**O QUE FAZER**
[1] Diga se cada afirmação concorda com a notícia sobre a URV, respondendo sim ou não e citando as palavras do texto que decidem: (a) O ministro Gilson Dipp negou a liminar. (b) Em primeira instância, o pedido da autora foi julgado improcedente. (c) O colégio recursal deu provimento ao recurso.
[2] Segundo a notícia sobre a URV, de qual súmula do STJ a decisão do Colégio Recursal divergiu?
[3] Cite, sem alterar nada, o trecho da notícia sobre a URV que vai de "Reclamação questiona prazo" até "ajuizamento da ação.".

Reclamação questiona prazo prescricional em processo sobre conversão de salário para URV
O
ministro Gilson Dipp, no exercício da presidência do Superior Tribunal
de Justiça (STJ), admitiu o processamento de reclamação de uma cidadã
contra decisão do Colégio Recursal da 15ª Circunscrição Judiciária de
Catanduva (SP) que divergiu da Súmula 85 do Tribunal. Ele concedeu
liminar para suspender o processo, até o julgamento final da reclamação.
A
Justiça local considerou prescrita a pretensão da autora de reaver
prejuízos causados pela conversão de salário para URV. No entanto, o
ministro destacou que, em se tratando de parcelas corrigidas pela URV, o
STJ entende que não ocorre a prescrição do fundo de direito, mas apenas
das parcelas vencidas no quinquênio anterior ao ajuizamento da ação.
Na
origem, a cidadã ajuizou ação de revisão de cálculo salarial e pediu a
recomposição de prejuízos pela conversão de seu salário para URV, por
ocasião da Lei Federal 8.880/94. Em primeira instância, a sentença
reconheceu a prescrição do fundo de direito e julgou improcedente o
pedido. O colégio recursal negou provimento ao recurso, mantendo a
sentença por seus próprios fundamentos.

**DADOS FORNECIDOS**

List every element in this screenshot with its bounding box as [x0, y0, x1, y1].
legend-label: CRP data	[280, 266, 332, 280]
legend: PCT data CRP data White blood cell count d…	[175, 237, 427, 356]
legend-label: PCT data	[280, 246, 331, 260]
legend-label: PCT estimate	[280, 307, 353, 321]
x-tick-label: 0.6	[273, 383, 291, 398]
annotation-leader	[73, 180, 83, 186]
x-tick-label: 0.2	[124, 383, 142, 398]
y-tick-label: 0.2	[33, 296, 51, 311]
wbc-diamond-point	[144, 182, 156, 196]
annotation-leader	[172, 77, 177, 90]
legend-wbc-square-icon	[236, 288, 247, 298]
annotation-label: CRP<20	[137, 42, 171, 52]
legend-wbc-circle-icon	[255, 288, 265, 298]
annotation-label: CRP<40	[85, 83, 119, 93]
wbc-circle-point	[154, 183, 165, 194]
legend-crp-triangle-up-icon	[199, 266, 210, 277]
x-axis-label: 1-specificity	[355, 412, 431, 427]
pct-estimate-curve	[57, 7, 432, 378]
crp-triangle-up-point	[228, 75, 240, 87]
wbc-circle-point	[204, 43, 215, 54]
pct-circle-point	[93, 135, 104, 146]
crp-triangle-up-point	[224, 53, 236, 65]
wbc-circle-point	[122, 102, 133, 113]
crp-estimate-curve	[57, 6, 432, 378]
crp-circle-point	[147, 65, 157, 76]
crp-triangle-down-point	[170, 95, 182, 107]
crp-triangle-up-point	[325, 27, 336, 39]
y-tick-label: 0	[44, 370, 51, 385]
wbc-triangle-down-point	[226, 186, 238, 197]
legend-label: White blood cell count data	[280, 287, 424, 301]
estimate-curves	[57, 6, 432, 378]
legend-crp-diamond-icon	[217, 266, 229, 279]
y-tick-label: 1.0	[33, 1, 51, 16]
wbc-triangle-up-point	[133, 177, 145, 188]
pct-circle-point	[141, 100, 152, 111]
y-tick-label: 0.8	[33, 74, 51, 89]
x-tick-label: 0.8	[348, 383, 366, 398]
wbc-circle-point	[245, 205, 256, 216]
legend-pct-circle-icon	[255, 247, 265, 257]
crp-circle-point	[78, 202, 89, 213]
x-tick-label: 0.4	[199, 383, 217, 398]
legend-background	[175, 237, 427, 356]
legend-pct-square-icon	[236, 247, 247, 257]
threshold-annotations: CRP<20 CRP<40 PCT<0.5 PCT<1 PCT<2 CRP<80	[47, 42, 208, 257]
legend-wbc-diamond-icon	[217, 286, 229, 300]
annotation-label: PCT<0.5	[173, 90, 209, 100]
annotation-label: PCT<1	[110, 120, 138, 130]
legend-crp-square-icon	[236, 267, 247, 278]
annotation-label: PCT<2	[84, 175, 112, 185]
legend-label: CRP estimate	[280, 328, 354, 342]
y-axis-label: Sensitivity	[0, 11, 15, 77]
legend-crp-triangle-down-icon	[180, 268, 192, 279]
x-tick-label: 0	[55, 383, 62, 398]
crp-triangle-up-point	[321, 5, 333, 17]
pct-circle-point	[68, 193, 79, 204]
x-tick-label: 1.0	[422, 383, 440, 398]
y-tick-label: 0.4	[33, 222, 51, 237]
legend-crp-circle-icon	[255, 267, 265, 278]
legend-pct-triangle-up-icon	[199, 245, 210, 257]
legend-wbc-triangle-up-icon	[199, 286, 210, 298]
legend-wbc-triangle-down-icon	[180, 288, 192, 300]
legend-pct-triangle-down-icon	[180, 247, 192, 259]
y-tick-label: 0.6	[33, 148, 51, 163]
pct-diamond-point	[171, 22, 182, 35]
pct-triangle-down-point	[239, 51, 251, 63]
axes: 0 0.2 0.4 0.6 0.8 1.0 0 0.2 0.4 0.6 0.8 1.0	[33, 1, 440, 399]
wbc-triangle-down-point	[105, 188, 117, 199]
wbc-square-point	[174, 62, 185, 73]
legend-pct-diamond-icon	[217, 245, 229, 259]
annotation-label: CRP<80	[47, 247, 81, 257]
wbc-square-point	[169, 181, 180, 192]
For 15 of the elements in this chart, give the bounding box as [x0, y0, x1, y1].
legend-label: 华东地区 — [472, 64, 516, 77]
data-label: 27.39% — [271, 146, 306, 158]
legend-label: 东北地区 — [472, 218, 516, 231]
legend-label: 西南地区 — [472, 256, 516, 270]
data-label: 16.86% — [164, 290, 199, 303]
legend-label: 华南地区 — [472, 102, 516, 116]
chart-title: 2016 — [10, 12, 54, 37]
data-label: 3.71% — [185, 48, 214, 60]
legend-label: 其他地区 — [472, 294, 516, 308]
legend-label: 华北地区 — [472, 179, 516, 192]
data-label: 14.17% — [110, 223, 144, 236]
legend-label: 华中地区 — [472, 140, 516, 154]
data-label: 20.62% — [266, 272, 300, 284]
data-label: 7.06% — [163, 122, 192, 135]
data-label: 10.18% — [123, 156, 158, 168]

**RESPOSTAS POR TAREFA**
[1]
(a) Não: "Ele concedeu liminar para suspender o processo, até o julgamento final da reclamação."
(b) Sim: "julgou improcedente o pedido"
(c) Não: "O colégio recursal negou provimento ao recurso, mantendo a sentença por seus próprios fundamentos."

[2] Da Súmula 85 do STJ.

[3]
Reclamação questiona prazo prescricional em processo sobre conversão de salário para URV
O
ministro Gilson Dipp, no exercício da presidência do Superior Tribunal
de Justiça (STJ), admitiu o processamento de reclamação de uma cidadã
contra decisão do Colégio Recursal da 15ª Circunscrição Judiciária de
Catanduva (SP) que divergiu da Súmula 85 do Tribunal. Ele concedeu
liminar para suspender o processo, até o julgamento final da reclamação.
A
Justiça local considerou prescrita a pretensão da autora de reaver
prejuízos causados pela conversão de salário para URV. No entanto, o
ministro destacou que, em se tratando de parcelas corrigidas pela URV, o
STJ entende que não ocorre a prescrição do fundo de direito, mas apenas
das parcelas vencidas no quinquênio anterior ao ajuizamento da ação.